Sunday, April 21, 2019

Signs Of Spring

     Although March seemed endless this year, April is here at last. There is nothing good to be said about March, other than it is over.  Daylight Savings Time arrived early this year giving us more light at the end of the day, thus more time to consider the state of the garden.  By mid-March some gardeners reported a noticeable change in their gardens, but I suspect the change was in the heart of the gardener and not the garden.  After a mild day or two we convince ourselves it is the beginning of the gardening year. 

The gardener’s year does not synchronize with the calendar year. January, February and much of March is spent hibernating and dreaming.  April 1 is the real start, and March merely the wind-up.  With all its climatic vagaries, March does manage to offer one definitive idea: Winter is over.  In my former Staten Island woodland garden I knew I would soon hear the spring peepers in the bog. The saying goes that after they have been heard three evenings, spring is here to stay.  In my Rhinebeck garden the beds are cleared of mulch and debris.  A major tree pruning has removed the dead branches of the Black walnuts and opened up the canopy of the Norway maples in the hope of bringing more light into a dark border

Snowdrops in a Woodland Garden

The first sign of life in Rhinebeck is the appearance of snowdrops. They are beloved of gardeners who have nothing to do in March and garden writers who have nothing to write about.  Snowdrops face downward, so to appreciate them you have to drop to your knees and peer under the blossom.  It is the only way to distinguish one variety from another, but only the most devoted gardeners do this.

## Stated goal 1
In the garden blog post on signs of spring, which date does the writer call the real start of the gardener's year?
## Stated goal 2
According to the garden blog post on signs of spring, why must a gardener kneel to appreciate snowdrops? Answer in one to three sentences.
## Stated goal 3
Carry on the garden blog post on signs of spring from its final sentence, keeping the same voice.

## Provided data
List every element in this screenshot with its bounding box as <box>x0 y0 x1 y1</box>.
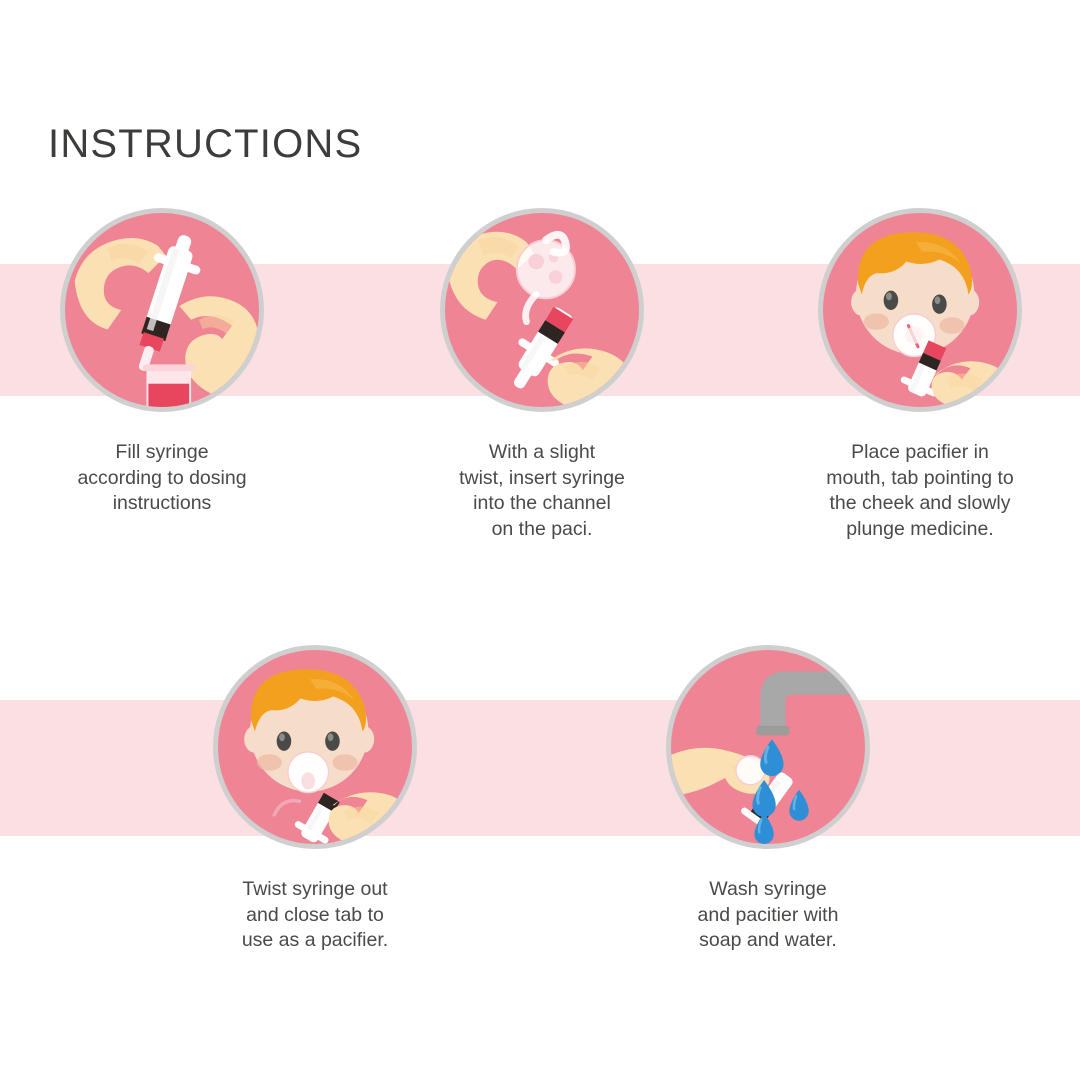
caption-line: into the channel <box>392 491 692 517</box>
insert-syringe-into-pacifier-icon <box>445 213 639 407</box>
circle-frame <box>440 208 644 412</box>
step-item: With a slight twist, insert syringe into… <box>392 208 692 542</box>
circle-frame <box>666 645 870 849</box>
baby-with-pacifier-plunge-icon <box>823 213 1017 407</box>
step-illustration-circle <box>213 645 417 849</box>
caption-line: on the paci. <box>392 517 692 543</box>
step-illustration-circle <box>440 208 644 412</box>
step-item: Place pacifier in mouth, tab pointing to… <box>770 208 1070 542</box>
caption-line: plunge medicine. <box>770 517 1070 543</box>
caption-line: according to dosing <box>12 466 312 492</box>
step-caption: Place pacifier in mouth, tab pointing to… <box>770 440 1070 542</box>
caption-line: With a slight <box>392 440 692 466</box>
caption-line: twist, insert syringe <box>392 466 692 492</box>
step-item: Twist syringe out and close tab to use a… <box>165 645 465 954</box>
step-caption: Wash syringe and pacitier with soap and … <box>618 877 918 954</box>
step-caption: Fill syringe according to dosing instruc… <box>12 440 312 517</box>
step-illustration-circle <box>818 208 1022 412</box>
step-item: Fill syringe according to dosing instruc… <box>12 208 312 517</box>
syringe-filling-from-cup-icon <box>65 213 259 407</box>
caption-line: Place pacifier in <box>770 440 1070 466</box>
caption-line: the cheek and slowly <box>770 491 1070 517</box>
wash-under-faucet-icon <box>671 650 865 844</box>
caption-line: and pacitier with <box>618 903 918 929</box>
caption-line: instructions <box>12 491 312 517</box>
caption-line: Wash syringe <box>618 877 918 903</box>
caption-line: Fill syringe <box>12 440 312 466</box>
step-caption: Twist syringe out and close tab to use a… <box>165 877 465 954</box>
caption-line: mouth, tab pointing to <box>770 466 1070 492</box>
caption-line: and close tab to <box>165 903 465 929</box>
page-title: INSTRUCTIONS <box>48 122 362 167</box>
instructions-infographic: INSTRUCTIONS <box>0 0 1080 1080</box>
circle-frame <box>818 208 1022 412</box>
step-item: Wash syringe and pacitier with soap and … <box>618 645 918 954</box>
circle-frame <box>213 645 417 849</box>
step-illustration-circle <box>60 208 264 412</box>
twist-syringe-out-icon <box>218 650 412 844</box>
caption-line: soap and water. <box>618 928 918 954</box>
step-illustration-circle <box>666 645 870 849</box>
caption-line: use as a pacifier. <box>165 928 465 954</box>
circle-frame <box>60 208 264 412</box>
caption-line: Twist syringe out <box>165 877 465 903</box>
step-caption: With a slight twist, insert syringe into… <box>392 440 692 542</box>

## Response 1
April 1.

## Response 2
Snowdrops face downward, so the only way to see them properly is to drop to your knees and look under the blossom. Peering under the flower is also the only way to tell one variety from another.

## Response 3
The best way to enjoy them – and most other early bulbs and spring ephemerals – is to plant hundreds at a time.  Few of us have that much space or strength, so a clump or two close to the house will have to do.  Even better, a clump or two close to the street will lift the spirits of passersby.

If you have a table outdoors pot up a handful of snowdrops and let them spend the winter there.  Start watering the pots at the same time you see them start in the garden.  This not a bad practice with other tiny bulbs and spring ephemerals.  You can place them around a terrace, outside a door, on the front steps – any place where you can watch them grow.

In Rhinebeck the daffodils are just beginning to show, while in the city they are already covering the hillsides of Riverside Park, a six-mile strip of land between Riverside Drive and the Hudson River.  The land rises and falls with paths through the hills now covered in daffodils and the beginnings of flowering cherries and magnolias.  The slopes of the park are tiered, and daffodils are best seen on hillsides like these where they can be left alone after blooming, needing no cutting back for maintenance.  Every spring I visit Muriel Peters’ daffodil garden on Staten Island, if only through old photographs and notes.  Muriel was – and I hope still is – the epitome of the single-focus gardener; daffodils are her passion and her specialty and each passing year sees the addition on new varieties.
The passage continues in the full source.